- [Job]: Write out the material exactly, without any of its pictures.

┄┄┄┄┄┄

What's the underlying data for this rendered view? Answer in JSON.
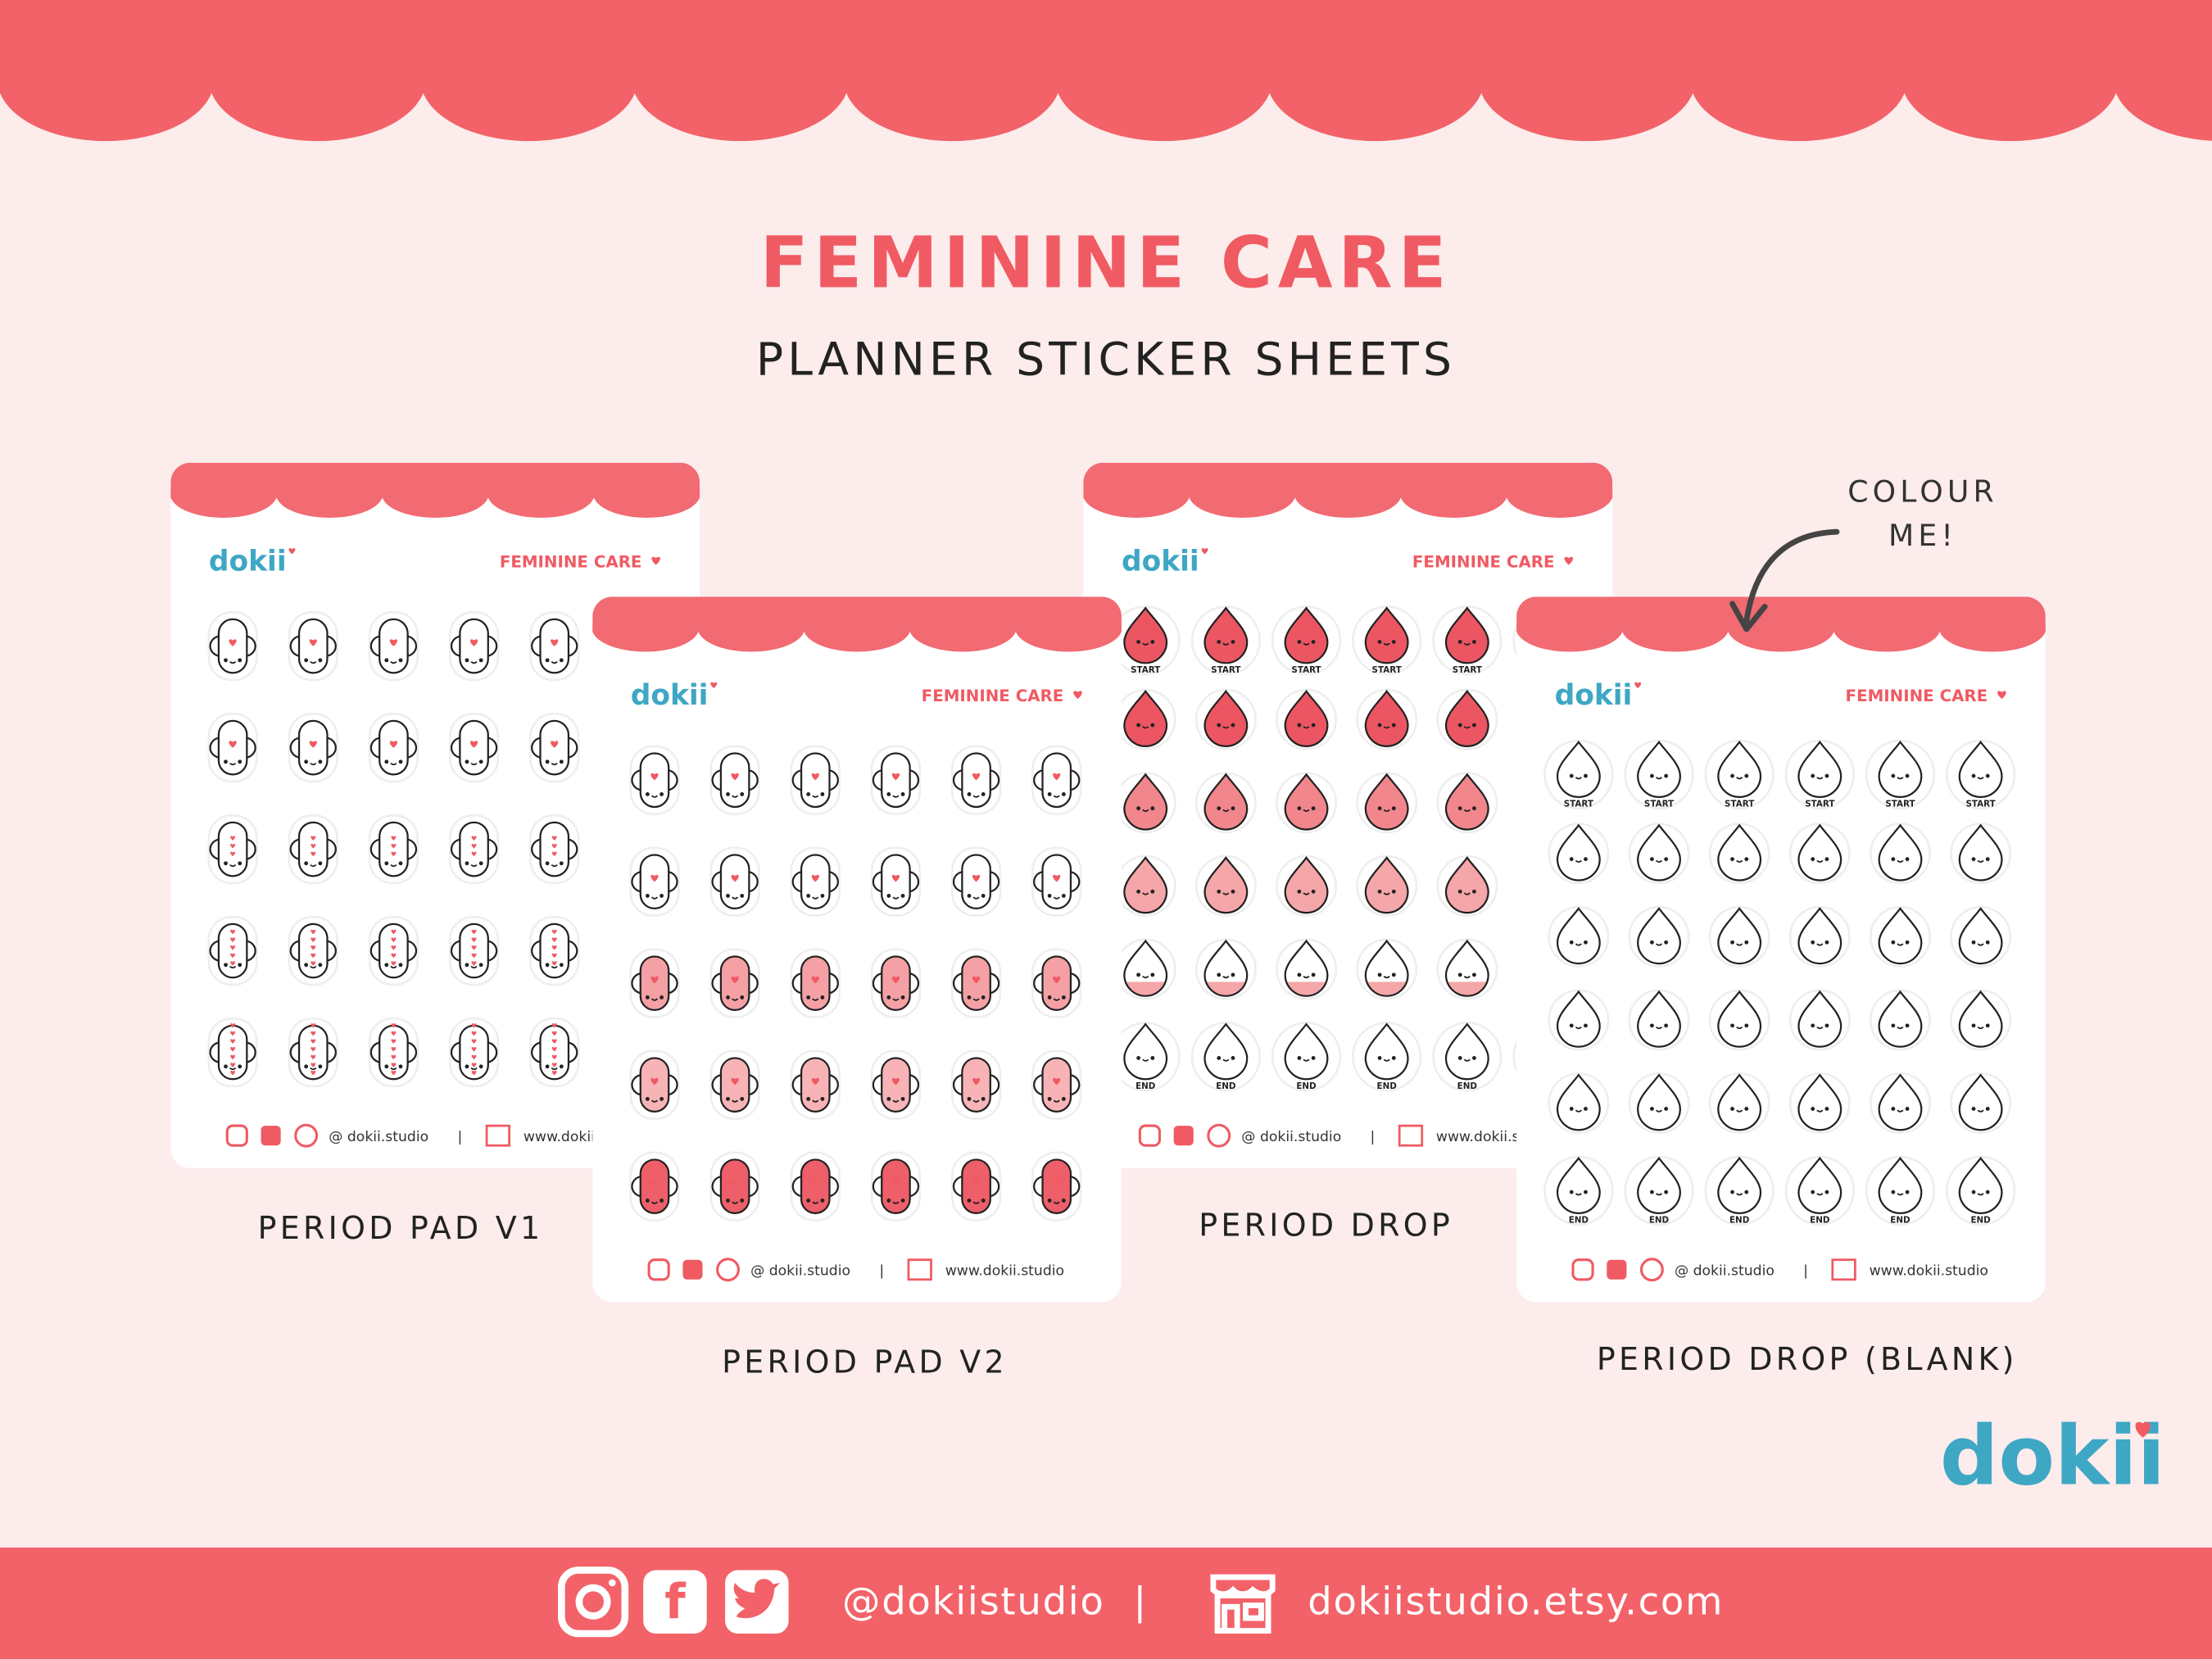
{
  "title": "FEMININE CARE",
  "subtitle": "PLANNER STICKER SHEETS",
  "annotation": [
    "COLOUR",
    "ME!"
  ],
  "sheet": {
    "brand": "dokii",
    "heading": "FEMININE CARE",
    "handle": "@ dokii.studio",
    "separator": "|",
    "website": "www.dokii.studio",
    "start_label": "START",
    "end_label": "END"
  },
  "sheets": [
    {
      "caption": "PERIOD PAD V1"
    },
    {
      "caption": "PERIOD PAD V2"
    },
    {
      "caption": "PERIOD DROP"
    },
    {
      "caption": "PERIOD DROP (BLANK)"
    }
  ],
  "logo": "dokii",
  "footer": {
    "handle": "@dokiistudio",
    "separator": "|",
    "website": "dokiistudio.etsy.com"
  }
}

┄┄┄┄┄┄

- [Solution for this task]:
What's the underlying data for this rendered view? Answer in JSON.
{
  "title": "FEMININE CARE",
  "subtitle": "PLANNER STICKER SHEETS",
  "annotation": [
    "COLOUR",
    "ME!"
  ],
  "sheet": {
    "brand": "dokii",
    "heading": "FEMININE CARE",
    "handle": "@ dokii.studio",
    "separator": "|",
    "website": "www.dokii.studio",
    "start_label": "START",
    "end_label": "END"
  },
  "sheets": [
    {
      "caption": "PERIOD PAD V1"
    },
    {
      "caption": "PERIOD PAD V2"
    },
    {
      "caption": "PERIOD DROP"
    },
    {
      "caption": "PERIOD DROP (BLANK)"
    }
  ],
  "logo": "dokii",
  "footer": {
    "handle": "@dokiistudio",
    "separator": "|",
    "website": "dokiistudio.etsy.com"
  }
}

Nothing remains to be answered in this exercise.